*Given entries:*
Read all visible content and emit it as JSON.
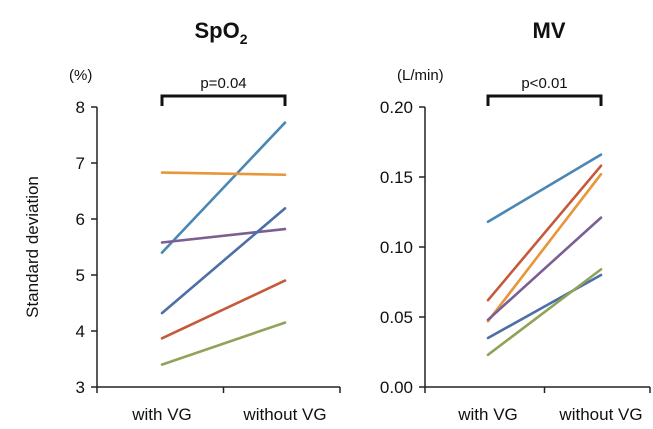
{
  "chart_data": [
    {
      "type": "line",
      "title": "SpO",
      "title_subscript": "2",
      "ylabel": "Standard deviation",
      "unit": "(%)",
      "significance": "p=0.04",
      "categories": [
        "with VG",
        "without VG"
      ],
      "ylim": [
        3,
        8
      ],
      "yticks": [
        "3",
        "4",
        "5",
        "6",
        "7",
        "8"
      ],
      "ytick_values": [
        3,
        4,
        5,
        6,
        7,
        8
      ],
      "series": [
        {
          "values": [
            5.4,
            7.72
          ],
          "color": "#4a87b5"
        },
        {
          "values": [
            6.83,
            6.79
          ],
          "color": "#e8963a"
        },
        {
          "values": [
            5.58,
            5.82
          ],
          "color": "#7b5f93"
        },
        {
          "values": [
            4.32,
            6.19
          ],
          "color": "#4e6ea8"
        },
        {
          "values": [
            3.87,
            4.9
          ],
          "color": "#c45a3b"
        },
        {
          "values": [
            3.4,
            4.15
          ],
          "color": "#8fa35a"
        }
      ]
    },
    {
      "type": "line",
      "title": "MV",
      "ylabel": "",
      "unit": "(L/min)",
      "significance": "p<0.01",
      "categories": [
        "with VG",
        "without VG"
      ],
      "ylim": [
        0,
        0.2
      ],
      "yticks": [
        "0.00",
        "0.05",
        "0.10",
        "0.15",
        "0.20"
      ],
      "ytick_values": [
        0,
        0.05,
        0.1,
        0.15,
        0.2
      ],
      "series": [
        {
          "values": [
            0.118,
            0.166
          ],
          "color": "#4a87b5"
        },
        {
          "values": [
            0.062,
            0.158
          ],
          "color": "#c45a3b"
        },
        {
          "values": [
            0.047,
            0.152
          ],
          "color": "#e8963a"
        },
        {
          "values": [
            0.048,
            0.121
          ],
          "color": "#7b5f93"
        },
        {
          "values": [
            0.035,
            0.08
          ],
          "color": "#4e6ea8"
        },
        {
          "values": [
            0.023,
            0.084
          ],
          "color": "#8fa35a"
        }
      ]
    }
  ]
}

---

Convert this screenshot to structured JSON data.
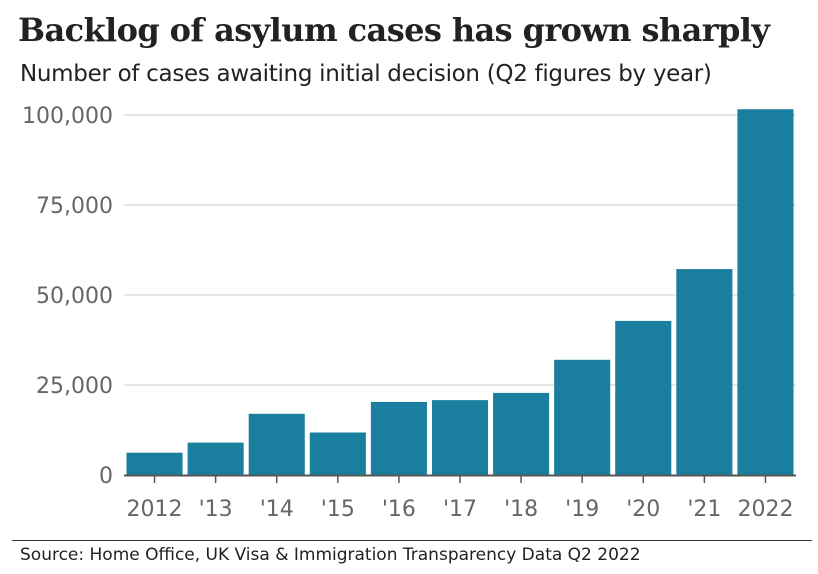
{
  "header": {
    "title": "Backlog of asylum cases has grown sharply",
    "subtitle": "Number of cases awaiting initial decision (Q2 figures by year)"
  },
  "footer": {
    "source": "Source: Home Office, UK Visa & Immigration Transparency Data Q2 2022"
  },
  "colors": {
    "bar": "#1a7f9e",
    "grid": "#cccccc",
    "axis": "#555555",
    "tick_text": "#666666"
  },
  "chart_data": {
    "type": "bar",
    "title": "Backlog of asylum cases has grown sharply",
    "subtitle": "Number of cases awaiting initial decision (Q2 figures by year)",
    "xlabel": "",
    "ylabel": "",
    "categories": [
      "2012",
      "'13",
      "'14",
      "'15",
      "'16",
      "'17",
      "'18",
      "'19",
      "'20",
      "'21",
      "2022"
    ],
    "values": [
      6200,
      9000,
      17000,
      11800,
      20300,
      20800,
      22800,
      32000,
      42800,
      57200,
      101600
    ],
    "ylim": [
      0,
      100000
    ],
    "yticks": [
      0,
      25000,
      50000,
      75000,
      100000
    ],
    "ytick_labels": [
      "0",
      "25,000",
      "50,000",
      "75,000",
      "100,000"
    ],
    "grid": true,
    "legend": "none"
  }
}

*Task:* Identify the lines that hold the word "ylabel". Copy every one of them.

*Answer to this problem:*
      "ylabel": "Standard deviation",
      "ylabel": "",
    "ylabel": "",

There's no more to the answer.